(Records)
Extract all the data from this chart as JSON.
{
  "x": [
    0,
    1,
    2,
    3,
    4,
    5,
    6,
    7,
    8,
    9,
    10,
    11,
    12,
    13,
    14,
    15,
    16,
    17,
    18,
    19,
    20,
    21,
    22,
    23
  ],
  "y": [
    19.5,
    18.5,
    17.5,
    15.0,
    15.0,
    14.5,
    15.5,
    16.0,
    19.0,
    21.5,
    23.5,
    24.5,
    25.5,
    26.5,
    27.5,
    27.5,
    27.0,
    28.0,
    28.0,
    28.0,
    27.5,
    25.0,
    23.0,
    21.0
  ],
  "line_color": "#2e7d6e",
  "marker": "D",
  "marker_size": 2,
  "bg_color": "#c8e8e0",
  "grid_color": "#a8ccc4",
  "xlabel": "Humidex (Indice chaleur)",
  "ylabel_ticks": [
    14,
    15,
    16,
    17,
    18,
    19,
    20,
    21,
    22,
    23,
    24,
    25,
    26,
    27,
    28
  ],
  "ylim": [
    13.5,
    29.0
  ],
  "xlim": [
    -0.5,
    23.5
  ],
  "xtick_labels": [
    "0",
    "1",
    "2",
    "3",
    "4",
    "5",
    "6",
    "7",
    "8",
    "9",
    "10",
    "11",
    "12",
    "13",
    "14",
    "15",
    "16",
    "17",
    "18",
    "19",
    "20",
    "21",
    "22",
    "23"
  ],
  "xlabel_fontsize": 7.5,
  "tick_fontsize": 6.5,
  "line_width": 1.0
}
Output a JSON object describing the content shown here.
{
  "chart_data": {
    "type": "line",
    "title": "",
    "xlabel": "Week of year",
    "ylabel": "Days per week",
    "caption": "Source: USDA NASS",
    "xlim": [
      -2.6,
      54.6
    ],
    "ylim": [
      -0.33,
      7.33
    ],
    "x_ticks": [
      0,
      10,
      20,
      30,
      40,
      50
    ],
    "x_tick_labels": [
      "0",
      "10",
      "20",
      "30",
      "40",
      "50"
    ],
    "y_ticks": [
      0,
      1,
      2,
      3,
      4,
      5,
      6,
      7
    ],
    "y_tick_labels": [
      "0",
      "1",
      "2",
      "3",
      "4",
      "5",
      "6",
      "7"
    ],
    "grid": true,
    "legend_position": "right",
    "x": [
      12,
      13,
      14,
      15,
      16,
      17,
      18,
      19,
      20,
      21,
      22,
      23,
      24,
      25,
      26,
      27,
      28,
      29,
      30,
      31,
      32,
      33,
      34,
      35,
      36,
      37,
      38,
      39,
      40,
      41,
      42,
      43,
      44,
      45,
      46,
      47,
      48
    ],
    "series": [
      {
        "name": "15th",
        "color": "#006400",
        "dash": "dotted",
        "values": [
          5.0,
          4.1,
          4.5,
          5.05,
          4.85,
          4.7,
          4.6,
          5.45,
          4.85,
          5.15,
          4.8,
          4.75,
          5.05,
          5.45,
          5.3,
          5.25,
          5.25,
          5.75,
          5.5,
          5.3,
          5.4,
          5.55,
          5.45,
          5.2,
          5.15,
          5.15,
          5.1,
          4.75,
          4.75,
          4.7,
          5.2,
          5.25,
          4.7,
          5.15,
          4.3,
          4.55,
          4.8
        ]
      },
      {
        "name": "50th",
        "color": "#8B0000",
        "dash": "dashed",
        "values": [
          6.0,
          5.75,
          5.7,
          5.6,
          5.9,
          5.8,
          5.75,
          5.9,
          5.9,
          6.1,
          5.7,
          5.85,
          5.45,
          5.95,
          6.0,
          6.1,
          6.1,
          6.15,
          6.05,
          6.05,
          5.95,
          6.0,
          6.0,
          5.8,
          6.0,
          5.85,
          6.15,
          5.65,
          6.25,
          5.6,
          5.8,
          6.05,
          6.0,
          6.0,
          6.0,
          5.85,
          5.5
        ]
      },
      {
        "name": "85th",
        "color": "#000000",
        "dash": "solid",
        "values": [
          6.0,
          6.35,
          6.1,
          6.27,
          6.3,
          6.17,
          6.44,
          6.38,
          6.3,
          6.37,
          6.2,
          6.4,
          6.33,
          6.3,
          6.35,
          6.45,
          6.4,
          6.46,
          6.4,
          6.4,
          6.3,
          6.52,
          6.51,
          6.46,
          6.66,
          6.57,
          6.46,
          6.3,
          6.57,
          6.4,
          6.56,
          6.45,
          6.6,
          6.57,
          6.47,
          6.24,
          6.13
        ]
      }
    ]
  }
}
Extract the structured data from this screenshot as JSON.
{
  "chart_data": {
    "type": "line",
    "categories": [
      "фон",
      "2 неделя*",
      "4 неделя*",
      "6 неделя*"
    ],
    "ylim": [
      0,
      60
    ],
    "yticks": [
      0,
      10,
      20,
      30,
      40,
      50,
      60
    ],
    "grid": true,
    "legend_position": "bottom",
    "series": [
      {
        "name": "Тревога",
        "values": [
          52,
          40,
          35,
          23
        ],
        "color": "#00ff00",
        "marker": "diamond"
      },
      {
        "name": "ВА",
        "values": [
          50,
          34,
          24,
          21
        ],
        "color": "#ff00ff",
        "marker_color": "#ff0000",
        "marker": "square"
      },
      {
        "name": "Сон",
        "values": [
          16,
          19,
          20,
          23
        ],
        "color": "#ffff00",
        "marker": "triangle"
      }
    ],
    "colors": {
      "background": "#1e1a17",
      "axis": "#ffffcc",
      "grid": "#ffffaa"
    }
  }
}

Task to complete:
Transcribe all of the lines in the records precisely.

Complete response:
Extract all the data from this chart as JSON.
{
  "x": [
    0,
    1,
    2,
    3,
    4,
    5,
    6,
    7,
    8,
    9,
    10,
    11,
    12,
    13,
    14,
    15,
    16,
    17,
    18,
    19,
    20,
    21,
    22,
    23
  ],
  "y": [
    19.5,
    18.5,
    17.5,
    15.0,
    15.0,
    14.5,
    15.5,
    16.0,
    19.0,
    21.5,
    23.5,
    24.5,
    25.5,
    26.5,
    27.5,
    27.5,
    27.0,
    28.0,
    28.0,
    28.0,
    27.5,
    25.0,
    23.0,
    21.0
  ],
  "line_color": "#2e7d6e",
  "marker": "D",
  "marker_size": 2,
  "bg_color": "#c8e8e0",
  "grid_color": "#a8ccc4",
  "xlabel": "Humidex (Indice chaleur)",
  "ylabel_ticks": [
    14,
    15,
    16,
    17,
    18,
    19,
    20,
    21,
    22,
    23,
    24,
    25,
    26,
    27,
    28
  ],
  "ylim": [
    13.5,
    29.0
  ],
  "xlim": [
    -0.5,
    23.5
  ],
  "xtick_labels": [
    "0",
    "1",
    "2",
    "3",
    "4",
    "5",
    "6",
    "7",
    "8",
    "9",
    "10",
    "11",
    "12",
    "13",
    "14",
    "15",
    "16",
    "17",
    "18",
    "19",
    "20",
    "21",
    "22",
    "23"
  ],
  "xlabel_fontsize": 7.5,
  "tick_fontsize": 6.5,
  "line_width": 1.0
}
Output a JSON object describing the content shown here.
{
  "chart_data": {
    "type": "line",
    "title": "",
    "xlabel": "Week of year",
    "ylabel": "Days per week",
    "caption": "Source: USDA NASS",
    "xlim": [
      -2.6,
      54.6
    ],
    "ylim": [
      -0.33,
      7.33
    ],
    "x_ticks": [
      0,
      10,
      20,
      30,
      40,
      50
    ],
    "x_tick_labels": [
      "0",
      "10",
      "20",
      "30",
      "40",
      "50"
    ],
    "y_ticks": [
      0,
      1,
      2,
      3,
      4,
      5,
      6,
      7
    ],
    "y_tick_labels": [
      "0",
      "1",
      "2",
      "3",
      "4",
      "5",
      "6",
      "7"
    ],
    "grid": true,
    "legend_position": "right",
    "x": [
      12,
      13,
      14,
      15,
      16,
      17,
      18,
      19,
      20,
      21,
      22,
      23,
      24,
      25,
      26,
      27,
      28,
      29,
      30,
      31,
      32,
      33,
      34,
      35,
      36,
      37,
      38,
      39,
      40,
      41,
      42,
      43,
      44,
      45,
      46,
      47,
      48
    ],
    "series": [
      {
        "name": "15th",
        "color": "#006400",
        "dash": "dotted",
        "values": [
          5.0,
          4.1,
          4.5,
          5.05,
          4.85,
          4.7,
          4.6,
          5.45,
          4.85,
          5.15,
          4.8,
          4.75,
          5.05,
          5.45,
          5.3,
          5.25,
          5.25,
          5.75,
          5.5,
          5.3,
          5.4,
          5.55,
          5.45,
          5.2,
          5.15,
          5.15,
          5.1,
          4.75,
          4.75,
          4.7,
          5.2,
          5.25,
          4.7,
          5.15,
          4.3,
          4.55,
          4.8
        ]
      },
      {
        "name": "50th",
        "color": "#8B0000",
        "dash": "dashed",
        "values": [
          6.0,
          5.75,
          5.7,
          5.6,
          5.9,
          5.8,
          5.75,
          5.9,
          5.9,
          6.1,
          5.7,
          5.85,
          5.45,
          5.95,
          6.0,
          6.1,
          6.1,
          6.15,
          6.05,
          6.05,
          5.95,
          6.0,
          6.0,
          5.8,
          6.0,
          5.85,
          6.15,
          5.65,
          6.25,
          5.6,
          5.8,
          6.05,
          6.0,
          6.0,
          6.0,
          5.85,
          5.5
        ]
      },
      {
        "name": "85th",
        "color": "#000000",
        "dash": "solid",
        "values": [
          6.0,
          6.35,
          6.1,
          6.27,
          6.3,
          6.17,
          6.44,
          6.38,
          6.3,
          6.37,
          6.2,
          6.4,
          6.33,
          6.3,
          6.35,
          6.45,
          6.4,
          6.46,
          6.4,
          6.4,
          6.3,
          6.52,
          6.51,
          6.46,
          6.66,
          6.57,
          6.46,
          6.3,
          6.57,
          6.4,
          6.56,
          6.45,
          6.6,
          6.57,
          6.47,
          6.24,
          6.13
        ]
      }
    ]
  }
}
Extract the structured data from this screenshot as JSON.
{
  "chart_data": {
    "type": "line",
    "categories": [
      "фон",
      "2 неделя*",
      "4 неделя*",
      "6 неделя*"
    ],
    "ylim": [
      0,
      60
    ],
    "yticks": [
      0,
      10,
      20,
      30,
      40,
      50,
      60
    ],
    "grid": true,
    "legend_position": "bottom",
    "series": [
      {
        "name": "Тревога",
        "values": [
          52,
          40,
          35,
          23
        ],
        "color": "#00ff00",
        "marker": "diamond"
      },
      {
        "name": "ВА",
        "values": [
          50,
          34,
          24,
          21
        ],
        "color": "#ff00ff",
        "marker_color": "#ff0000",
        "marker": "square"
      },
      {
        "name": "Сон",
        "values": [
          16,
          19,
          20,
          23
        ],
        "color": "#ffff00",
        "marker": "triangle"
      }
    ],
    "colors": {
      "background": "#1e1a17",
      "axis": "#ffffcc",
      "grid": "#ffffaa"
    }
  }
}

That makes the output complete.